## begin EXTRACTED DATA

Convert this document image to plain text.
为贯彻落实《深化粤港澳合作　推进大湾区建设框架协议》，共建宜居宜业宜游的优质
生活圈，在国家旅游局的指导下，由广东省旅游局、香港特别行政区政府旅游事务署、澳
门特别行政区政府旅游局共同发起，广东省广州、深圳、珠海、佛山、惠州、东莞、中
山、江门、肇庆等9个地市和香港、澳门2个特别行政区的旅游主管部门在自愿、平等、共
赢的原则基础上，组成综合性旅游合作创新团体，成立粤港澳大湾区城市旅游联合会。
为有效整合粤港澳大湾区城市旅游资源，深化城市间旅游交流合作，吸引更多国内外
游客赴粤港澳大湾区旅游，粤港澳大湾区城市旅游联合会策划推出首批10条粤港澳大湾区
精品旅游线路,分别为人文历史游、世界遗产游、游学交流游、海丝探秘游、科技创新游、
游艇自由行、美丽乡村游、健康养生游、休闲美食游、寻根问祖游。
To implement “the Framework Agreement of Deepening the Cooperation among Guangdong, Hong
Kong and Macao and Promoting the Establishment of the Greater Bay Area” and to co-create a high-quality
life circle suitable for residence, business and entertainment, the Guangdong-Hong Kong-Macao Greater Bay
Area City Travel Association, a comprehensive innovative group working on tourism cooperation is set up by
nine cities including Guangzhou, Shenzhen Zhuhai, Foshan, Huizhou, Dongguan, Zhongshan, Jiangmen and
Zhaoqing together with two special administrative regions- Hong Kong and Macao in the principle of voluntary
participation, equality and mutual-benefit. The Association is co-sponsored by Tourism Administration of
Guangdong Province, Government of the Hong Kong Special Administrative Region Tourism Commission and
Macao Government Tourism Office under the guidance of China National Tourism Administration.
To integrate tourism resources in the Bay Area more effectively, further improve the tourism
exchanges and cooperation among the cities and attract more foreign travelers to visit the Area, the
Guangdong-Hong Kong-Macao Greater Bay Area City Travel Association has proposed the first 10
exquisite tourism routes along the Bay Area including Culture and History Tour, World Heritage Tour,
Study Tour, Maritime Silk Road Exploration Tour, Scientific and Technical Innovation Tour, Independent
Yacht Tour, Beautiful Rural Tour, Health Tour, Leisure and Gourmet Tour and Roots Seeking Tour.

## end EXTRACTED DATA
## begin EXTRACTED DATA

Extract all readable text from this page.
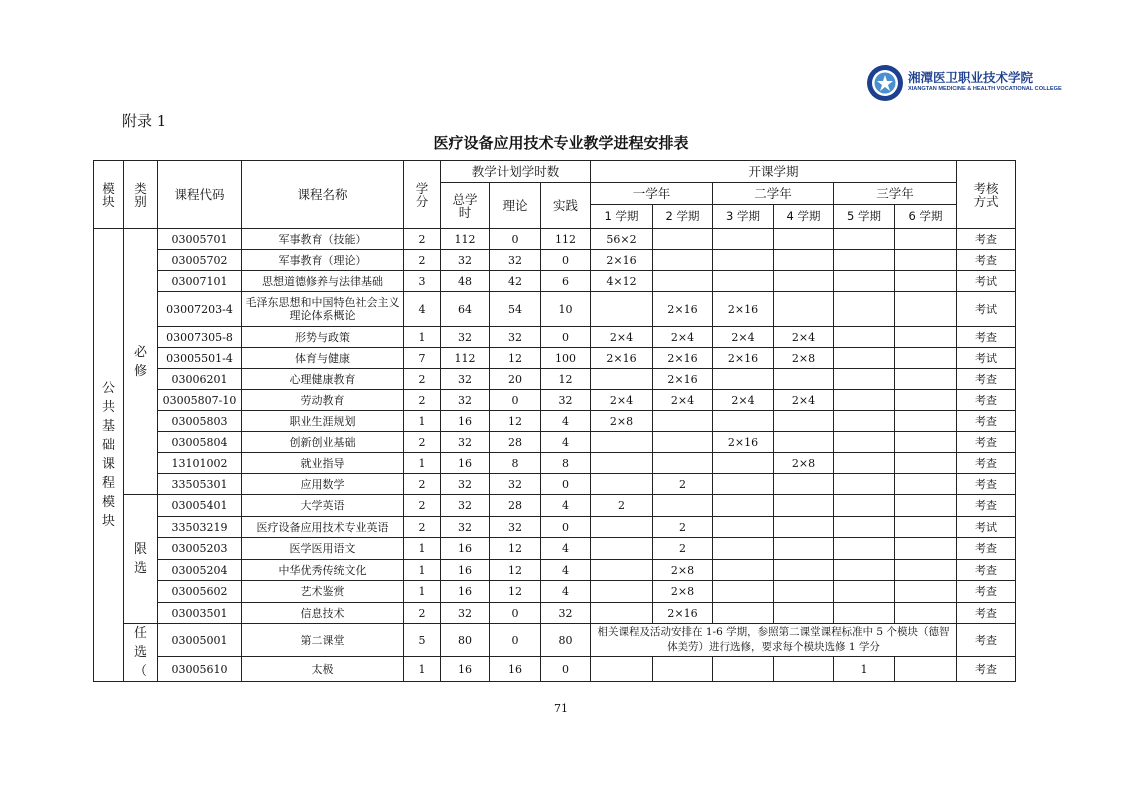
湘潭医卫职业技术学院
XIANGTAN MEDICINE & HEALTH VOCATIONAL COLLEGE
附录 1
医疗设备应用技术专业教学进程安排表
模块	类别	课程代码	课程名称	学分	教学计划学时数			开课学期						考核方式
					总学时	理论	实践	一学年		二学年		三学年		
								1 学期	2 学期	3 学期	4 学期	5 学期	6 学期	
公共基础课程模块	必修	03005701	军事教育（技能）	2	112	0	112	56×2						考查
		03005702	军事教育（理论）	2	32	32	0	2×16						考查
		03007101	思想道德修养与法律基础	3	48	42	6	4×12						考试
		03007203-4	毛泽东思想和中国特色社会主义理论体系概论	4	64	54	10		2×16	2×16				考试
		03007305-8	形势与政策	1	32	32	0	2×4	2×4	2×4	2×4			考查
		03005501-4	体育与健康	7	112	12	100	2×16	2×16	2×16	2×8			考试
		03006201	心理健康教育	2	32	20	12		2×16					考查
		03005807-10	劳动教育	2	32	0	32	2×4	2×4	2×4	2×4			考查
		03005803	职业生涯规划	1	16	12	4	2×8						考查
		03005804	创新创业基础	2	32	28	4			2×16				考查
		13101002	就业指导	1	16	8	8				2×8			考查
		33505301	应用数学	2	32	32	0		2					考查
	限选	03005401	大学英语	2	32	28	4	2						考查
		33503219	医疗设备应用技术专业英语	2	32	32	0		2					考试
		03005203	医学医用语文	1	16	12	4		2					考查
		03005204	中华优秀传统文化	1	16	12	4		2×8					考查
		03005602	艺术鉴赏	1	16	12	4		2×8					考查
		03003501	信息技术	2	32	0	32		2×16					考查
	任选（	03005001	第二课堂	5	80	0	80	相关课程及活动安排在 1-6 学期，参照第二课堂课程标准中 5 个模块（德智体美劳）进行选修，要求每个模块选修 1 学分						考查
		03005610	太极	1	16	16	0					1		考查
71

## end EXTRACTED DATA

→ EXERCISE DETAILS: From the listing above, return each line with the word "Area".

→ RESPONSE:
Kong and Macao and Promoting the Establishment of the Greater Bay Area” and to co-create a high-quality
Area City Travel Association, a comprehensive innovative group working on tourism cooperation is set up by
To integrate tourism resources in the Bay Area more effectively, further improve the tourism
exchanges and cooperation among the cities and attract more foreign travelers to visit the Area, the
Guangdong-Hong Kong-Macao Greater Bay Area City Travel Association has proposed the first 10
exquisite tourism routes along the Bay Area including Culture and History Tour, World Heritage Tour,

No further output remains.